### Stated task
List each line holding the string "data".
** Start of Rows **
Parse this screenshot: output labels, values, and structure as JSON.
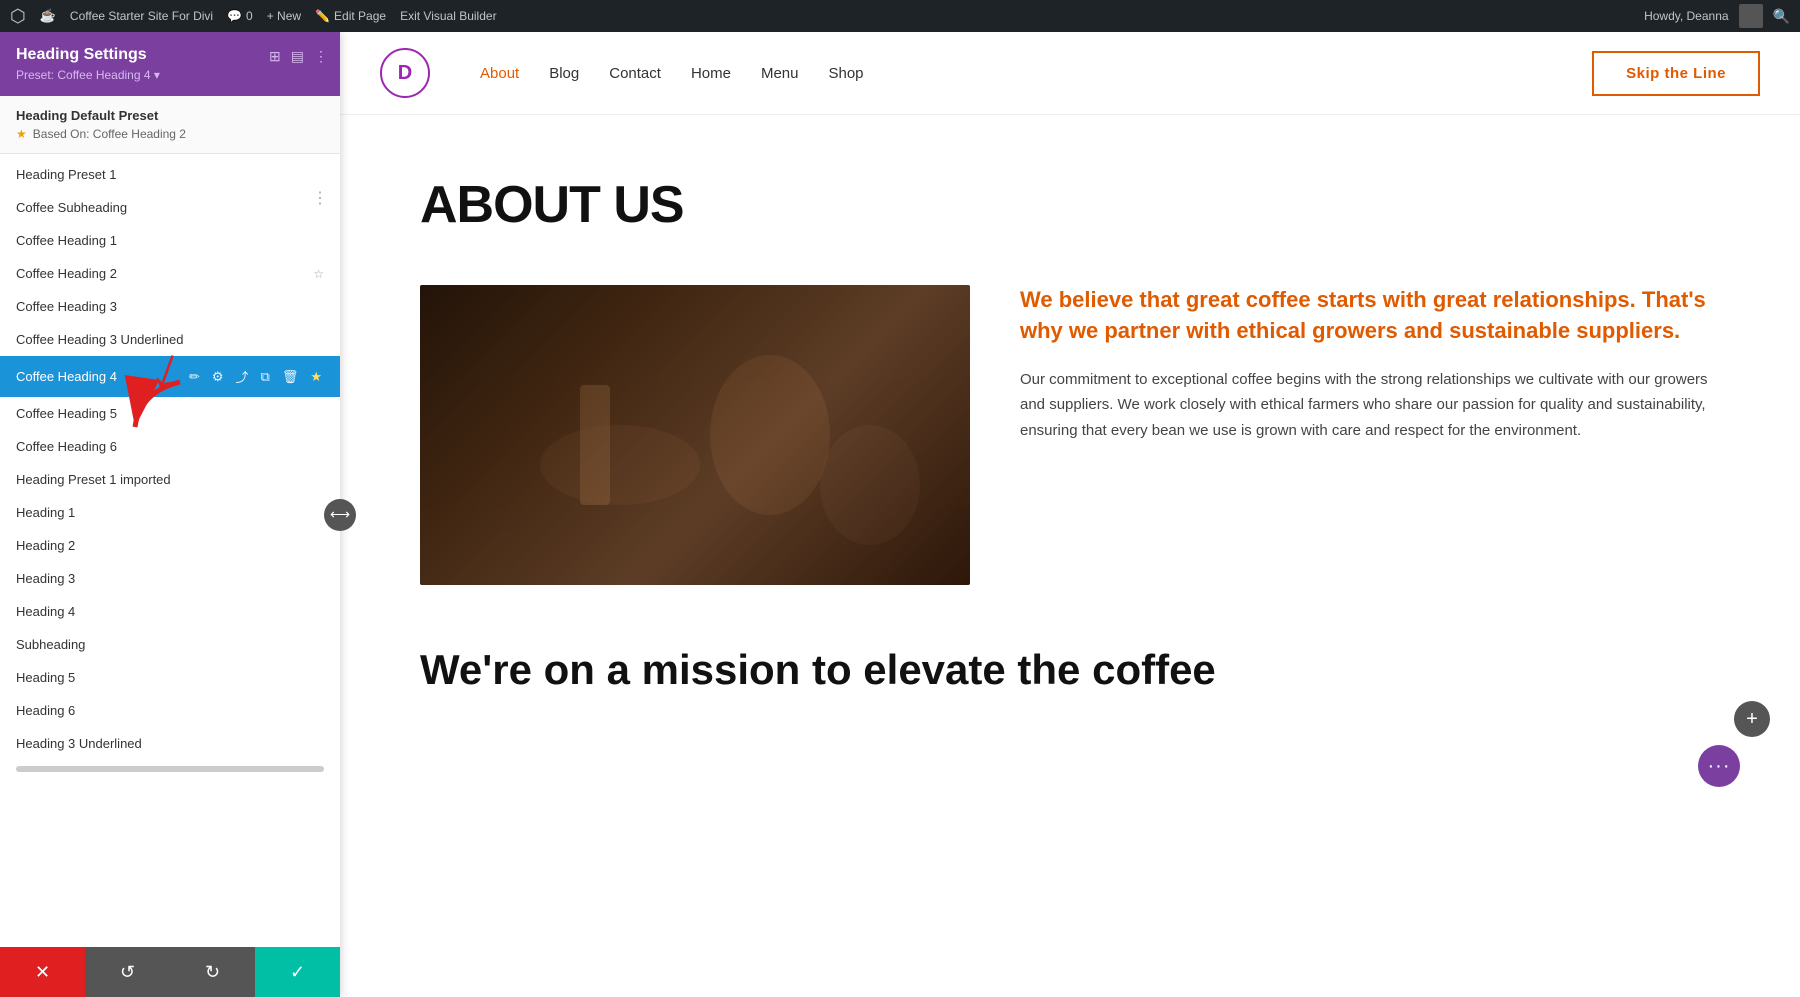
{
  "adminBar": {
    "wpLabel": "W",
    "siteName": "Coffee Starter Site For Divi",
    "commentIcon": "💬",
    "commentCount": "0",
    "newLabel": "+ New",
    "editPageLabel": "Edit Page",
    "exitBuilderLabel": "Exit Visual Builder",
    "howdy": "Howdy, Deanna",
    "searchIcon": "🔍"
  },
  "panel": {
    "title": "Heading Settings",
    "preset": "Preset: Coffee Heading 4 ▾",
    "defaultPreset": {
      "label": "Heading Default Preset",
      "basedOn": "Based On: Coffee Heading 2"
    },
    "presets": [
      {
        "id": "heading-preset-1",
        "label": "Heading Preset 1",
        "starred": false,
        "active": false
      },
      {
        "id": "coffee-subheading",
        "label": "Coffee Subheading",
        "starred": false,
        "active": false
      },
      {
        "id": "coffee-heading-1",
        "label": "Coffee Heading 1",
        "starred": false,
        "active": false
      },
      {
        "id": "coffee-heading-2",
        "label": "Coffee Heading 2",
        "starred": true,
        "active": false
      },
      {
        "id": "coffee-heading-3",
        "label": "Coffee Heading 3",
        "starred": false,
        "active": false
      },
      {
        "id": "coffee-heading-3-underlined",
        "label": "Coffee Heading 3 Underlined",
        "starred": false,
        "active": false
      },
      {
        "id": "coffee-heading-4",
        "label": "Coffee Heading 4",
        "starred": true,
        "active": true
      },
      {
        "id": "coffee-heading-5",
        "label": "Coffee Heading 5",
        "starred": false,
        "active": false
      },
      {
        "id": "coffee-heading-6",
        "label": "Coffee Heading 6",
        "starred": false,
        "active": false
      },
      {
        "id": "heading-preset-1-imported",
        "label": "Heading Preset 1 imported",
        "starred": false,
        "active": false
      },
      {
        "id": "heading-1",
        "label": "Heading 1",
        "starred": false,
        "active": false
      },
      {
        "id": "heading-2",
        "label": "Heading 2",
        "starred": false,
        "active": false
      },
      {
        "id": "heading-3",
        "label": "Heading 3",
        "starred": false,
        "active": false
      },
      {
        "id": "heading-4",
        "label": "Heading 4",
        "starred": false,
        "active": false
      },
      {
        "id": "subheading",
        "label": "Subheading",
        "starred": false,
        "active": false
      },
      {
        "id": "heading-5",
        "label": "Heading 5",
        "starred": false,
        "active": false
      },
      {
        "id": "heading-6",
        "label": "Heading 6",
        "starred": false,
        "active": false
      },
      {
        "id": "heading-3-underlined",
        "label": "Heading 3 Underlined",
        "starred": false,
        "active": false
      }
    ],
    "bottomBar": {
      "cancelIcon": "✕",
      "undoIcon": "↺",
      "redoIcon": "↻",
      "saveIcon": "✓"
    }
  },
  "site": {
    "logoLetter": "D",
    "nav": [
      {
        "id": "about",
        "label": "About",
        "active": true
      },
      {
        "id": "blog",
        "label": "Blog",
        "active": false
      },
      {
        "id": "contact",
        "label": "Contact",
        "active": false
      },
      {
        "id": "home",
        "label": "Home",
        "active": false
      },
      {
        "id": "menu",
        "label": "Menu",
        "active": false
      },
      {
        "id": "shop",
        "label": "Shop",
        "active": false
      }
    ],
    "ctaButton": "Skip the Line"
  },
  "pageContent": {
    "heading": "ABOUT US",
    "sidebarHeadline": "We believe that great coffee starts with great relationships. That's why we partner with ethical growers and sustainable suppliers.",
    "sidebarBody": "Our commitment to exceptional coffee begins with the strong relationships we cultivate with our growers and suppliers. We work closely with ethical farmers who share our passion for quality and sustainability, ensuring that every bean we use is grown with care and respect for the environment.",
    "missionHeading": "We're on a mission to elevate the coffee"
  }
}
** End of Rows **
** Start of Rows **
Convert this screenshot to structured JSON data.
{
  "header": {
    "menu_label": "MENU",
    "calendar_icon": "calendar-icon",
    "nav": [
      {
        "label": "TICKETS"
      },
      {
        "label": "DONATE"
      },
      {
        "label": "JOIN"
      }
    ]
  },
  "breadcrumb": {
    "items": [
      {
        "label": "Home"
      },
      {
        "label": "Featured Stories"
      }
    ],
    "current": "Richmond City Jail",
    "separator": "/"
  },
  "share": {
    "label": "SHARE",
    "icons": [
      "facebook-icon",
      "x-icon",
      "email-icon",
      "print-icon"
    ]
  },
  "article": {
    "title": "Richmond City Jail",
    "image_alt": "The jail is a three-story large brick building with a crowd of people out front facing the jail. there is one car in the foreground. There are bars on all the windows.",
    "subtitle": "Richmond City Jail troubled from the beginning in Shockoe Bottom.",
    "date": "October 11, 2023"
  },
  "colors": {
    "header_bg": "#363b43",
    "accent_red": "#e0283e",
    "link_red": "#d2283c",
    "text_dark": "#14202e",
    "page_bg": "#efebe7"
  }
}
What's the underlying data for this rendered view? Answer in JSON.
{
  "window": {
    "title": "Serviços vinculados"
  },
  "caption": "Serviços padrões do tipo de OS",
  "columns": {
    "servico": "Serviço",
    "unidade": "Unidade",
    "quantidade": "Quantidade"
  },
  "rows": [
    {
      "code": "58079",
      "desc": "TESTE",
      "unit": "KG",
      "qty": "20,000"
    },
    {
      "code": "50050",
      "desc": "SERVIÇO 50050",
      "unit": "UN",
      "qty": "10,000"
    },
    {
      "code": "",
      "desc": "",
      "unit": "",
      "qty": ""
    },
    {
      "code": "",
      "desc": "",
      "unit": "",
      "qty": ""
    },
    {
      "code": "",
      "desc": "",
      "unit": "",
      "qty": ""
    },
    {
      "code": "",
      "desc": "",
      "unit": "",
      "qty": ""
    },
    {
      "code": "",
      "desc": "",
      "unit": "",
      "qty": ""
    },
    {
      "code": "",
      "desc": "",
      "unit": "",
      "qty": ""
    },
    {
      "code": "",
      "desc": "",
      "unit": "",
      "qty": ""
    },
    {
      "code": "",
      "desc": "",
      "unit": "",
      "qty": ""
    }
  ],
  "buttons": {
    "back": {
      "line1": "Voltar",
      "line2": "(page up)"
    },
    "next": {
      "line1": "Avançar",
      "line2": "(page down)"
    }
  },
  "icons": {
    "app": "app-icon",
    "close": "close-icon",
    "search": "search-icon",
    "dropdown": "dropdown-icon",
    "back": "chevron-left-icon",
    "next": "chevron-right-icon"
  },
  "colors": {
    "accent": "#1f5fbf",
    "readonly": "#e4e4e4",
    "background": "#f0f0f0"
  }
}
** End of Rows **
### Full solution
Convert this screenshot to structured JSON data.
What's the underlying data for this rendered view? Answer in JSON.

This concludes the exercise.